◆ Extracted material ◆

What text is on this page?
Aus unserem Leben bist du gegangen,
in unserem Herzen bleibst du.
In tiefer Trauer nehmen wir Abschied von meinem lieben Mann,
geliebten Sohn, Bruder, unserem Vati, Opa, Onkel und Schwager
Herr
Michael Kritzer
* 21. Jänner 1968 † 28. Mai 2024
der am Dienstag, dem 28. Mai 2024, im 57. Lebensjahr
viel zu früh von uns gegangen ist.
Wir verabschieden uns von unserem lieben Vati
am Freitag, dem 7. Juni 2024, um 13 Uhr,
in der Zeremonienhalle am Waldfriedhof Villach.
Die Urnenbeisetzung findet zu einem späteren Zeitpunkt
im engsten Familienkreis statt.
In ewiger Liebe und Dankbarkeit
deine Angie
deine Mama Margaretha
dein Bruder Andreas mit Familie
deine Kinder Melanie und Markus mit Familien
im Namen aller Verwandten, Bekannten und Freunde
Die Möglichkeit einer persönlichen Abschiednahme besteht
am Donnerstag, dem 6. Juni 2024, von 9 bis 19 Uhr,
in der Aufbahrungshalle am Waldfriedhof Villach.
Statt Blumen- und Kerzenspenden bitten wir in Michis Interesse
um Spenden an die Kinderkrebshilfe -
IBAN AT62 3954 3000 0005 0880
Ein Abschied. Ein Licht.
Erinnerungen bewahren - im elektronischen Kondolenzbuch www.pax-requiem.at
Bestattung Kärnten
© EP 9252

◆ Work required ◆
Restate the whole of the material exactly.

◆ The result ◆
What text is on this page?
Aus unserem Leben bist du gegangen,
in unserem Herzen bleibst du.
In tiefer Trauer nehmen wir Abschied von meinem lieben Mann,
geliebten Sohn, Bruder, unserem Vati, Opa, Onkel und Schwager
Herr
Michael Kritzer
* 21. Jänner 1968 † 28. Mai 2024
der am Dienstag, dem 28. Mai 2024, im 57. Lebensjahr
viel zu früh von uns gegangen ist.
Wir verabschieden uns von unserem lieben Vati
am Freitag, dem 7. Juni 2024, um 13 Uhr,
in der Zeremonienhalle am Waldfriedhof Villach.
Die Urnenbeisetzung findet zu einem späteren Zeitpunkt
im engsten Familienkreis statt.
In ewiger Liebe und Dankbarkeit
deine Angie
deine Mama Margaretha
dein Bruder Andreas mit Familie
deine Kinder Melanie und Markus mit Familien
im Namen aller Verwandten, Bekannten und Freunde
Die Möglichkeit einer persönlichen Abschiednahme besteht
am Donnerstag, dem 6. Juni 2024, von 9 bis 19 Uhr,
in der Aufbahrungshalle am Waldfriedhof Villach.
Statt Blumen- und Kerzenspenden bitten wir in Michis Interesse
um Spenden an die Kinderkrebshilfe -
IBAN AT62 3954 3000 0005 0880
Ein Abschied. Ein Licht.
Erinnerungen bewahren - im elektronischen Kondolenzbuch www.pax-requiem.at
Bestattung Kärnten
© EP 9252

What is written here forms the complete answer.